__EXERCISE TASK__:
Copy out the data exactly, leaving the pictures behind.

__RECORDS FOR THIS EXERCISE__:
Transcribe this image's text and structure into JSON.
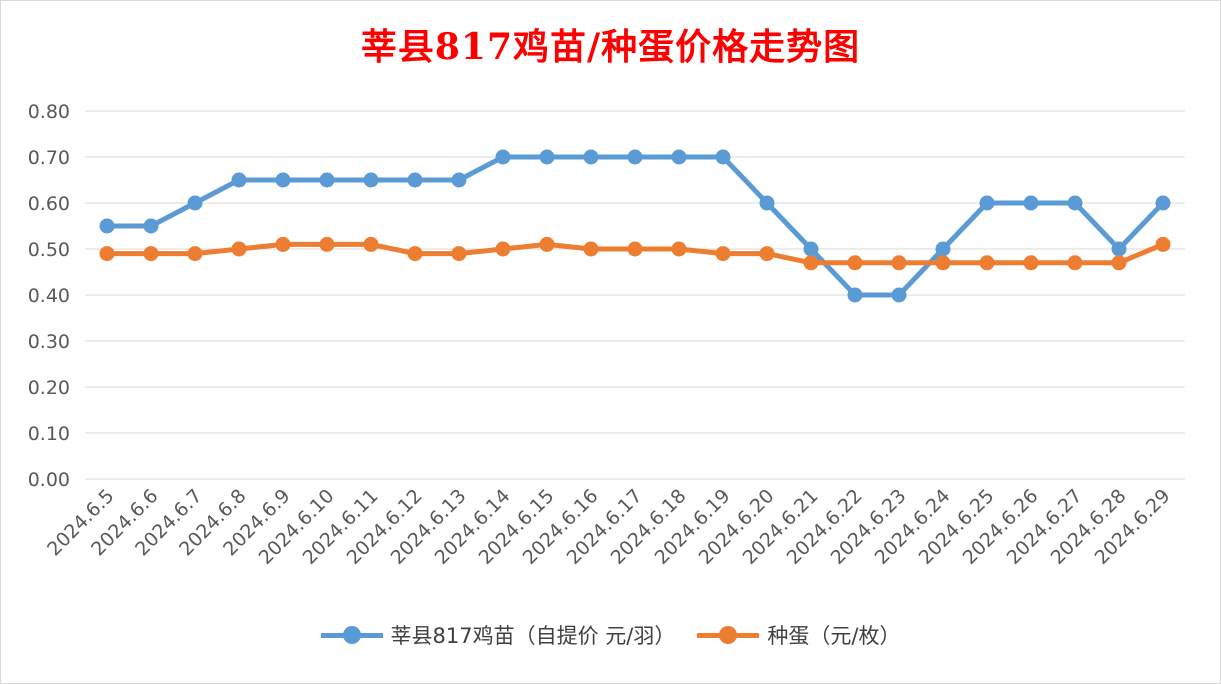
{
  "chart_data": {
    "type": "line",
    "title": "莘县817鸡苗/种蛋价格走势图",
    "categories": [
      "2024.6.5",
      "2024.6.6",
      "2024.6.7",
      "2024.6.8",
      "2024.6.9",
      "2024.6.10",
      "2024.6.11",
      "2024.6.12",
      "2024.6.13",
      "2024.6.14",
      "2024.6.15",
      "2024.6.16",
      "2024.6.17",
      "2024.6.18",
      "2024.6.19",
      "2024.6.20",
      "2024.6.21",
      "2024.6.22",
      "2024.6.23",
      "2024.6.24",
      "2024.6.25",
      "2024.6.26",
      "2024.6.27",
      "2024.6.28",
      "2024.6.29"
    ],
    "ylim": [
      0,
      0.8
    ],
    "yticks": [
      "0.00",
      "0.10",
      "0.20",
      "0.30",
      "0.40",
      "0.50",
      "0.60",
      "0.70",
      "0.80"
    ],
    "grid": true,
    "legend_position": "bottom",
    "series": [
      {
        "name": "莘县817鸡苗（自提价 元/羽）",
        "color": "#5b9bd5",
        "values": [
          0.55,
          0.55,
          0.6,
          0.65,
          0.65,
          0.65,
          0.65,
          0.65,
          0.65,
          0.7,
          0.7,
          0.7,
          0.7,
          0.7,
          0.7,
          0.6,
          0.5,
          0.4,
          0.4,
          0.5,
          0.6,
          0.6,
          0.6,
          0.5,
          0.6
        ]
      },
      {
        "name": "种蛋（元/枚）",
        "color": "#ed7d31",
        "values": [
          0.49,
          0.49,
          0.49,
          0.5,
          0.51,
          0.51,
          0.51,
          0.49,
          0.49,
          0.5,
          0.51,
          0.5,
          0.5,
          0.5,
          0.49,
          0.49,
          0.47,
          0.47,
          0.47,
          0.47,
          0.47,
          0.47,
          0.47,
          0.47,
          0.51
        ]
      }
    ]
  }
}
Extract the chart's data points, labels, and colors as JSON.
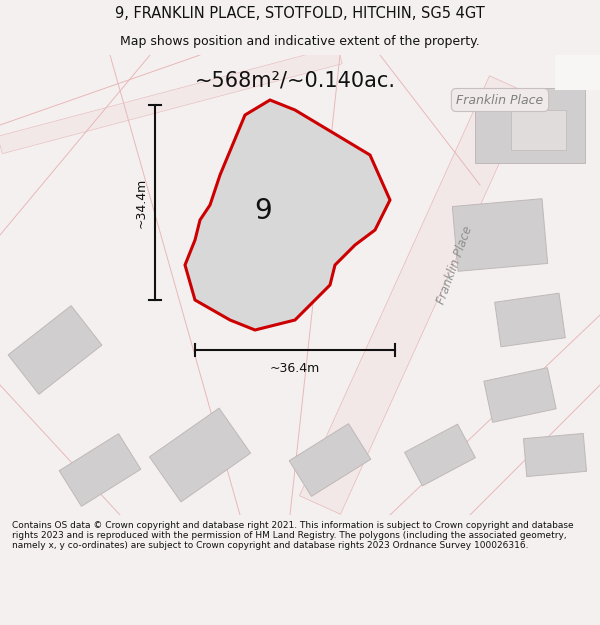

__THE ANSWER__:
Transcribe this image's text and structure into JSON.
{
  "chart_data": {
    "type": "line",
    "title": "莘县817鸡苗/种蛋价格走势图",
    "categories": [
      "2024.6.5",
      "2024.6.6",
      "2024.6.7",
      "2024.6.8",
      "2024.6.9",
      "2024.6.10",
      "2024.6.11",
      "2024.6.12",
      "2024.6.13",
      "2024.6.14",
      "2024.6.15",
      "2024.6.16",
      "2024.6.17",
      "2024.6.18",
      "2024.6.19",
      "2024.6.20",
      "2024.6.21",
      "2024.6.22",
      "2024.6.23",
      "2024.6.24",
      "2024.6.25",
      "2024.6.26",
      "2024.6.27",
      "2024.6.28",
      "2024.6.29"
    ],
    "ylim": [
      0,
      0.8
    ],
    "yticks": [
      "0.00",
      "0.10",
      "0.20",
      "0.30",
      "0.40",
      "0.50",
      "0.60",
      "0.70",
      "0.80"
    ],
    "grid": true,
    "legend_position": "bottom",
    "series": [
      {
        "name": "莘县817鸡苗（自提价 元/羽）",
        "color": "#5b9bd5",
        "values": [
          0.55,
          0.55,
          0.6,
          0.65,
          0.65,
          0.65,
          0.65,
          0.65,
          0.65,
          0.7,
          0.7,
          0.7,
          0.7,
          0.7,
          0.7,
          0.6,
          0.5,
          0.4,
          0.4,
          0.5,
          0.6,
          0.6,
          0.6,
          0.5,
          0.6
        ]
      },
      {
        "name": "种蛋（元/枚）",
        "color": "#ed7d31",
        "values": [
          0.49,
          0.49,
          0.49,
          0.5,
          0.51,
          0.51,
          0.51,
          0.49,
          0.49,
          0.5,
          0.51,
          0.5,
          0.5,
          0.5,
          0.49,
          0.49,
          0.47,
          0.47,
          0.47,
          0.47,
          0.47,
          0.47,
          0.47,
          0.47,
          0.51
        ]
      }
    ]
  }
}
Extract the chart's data points, labels, and colors as JSON.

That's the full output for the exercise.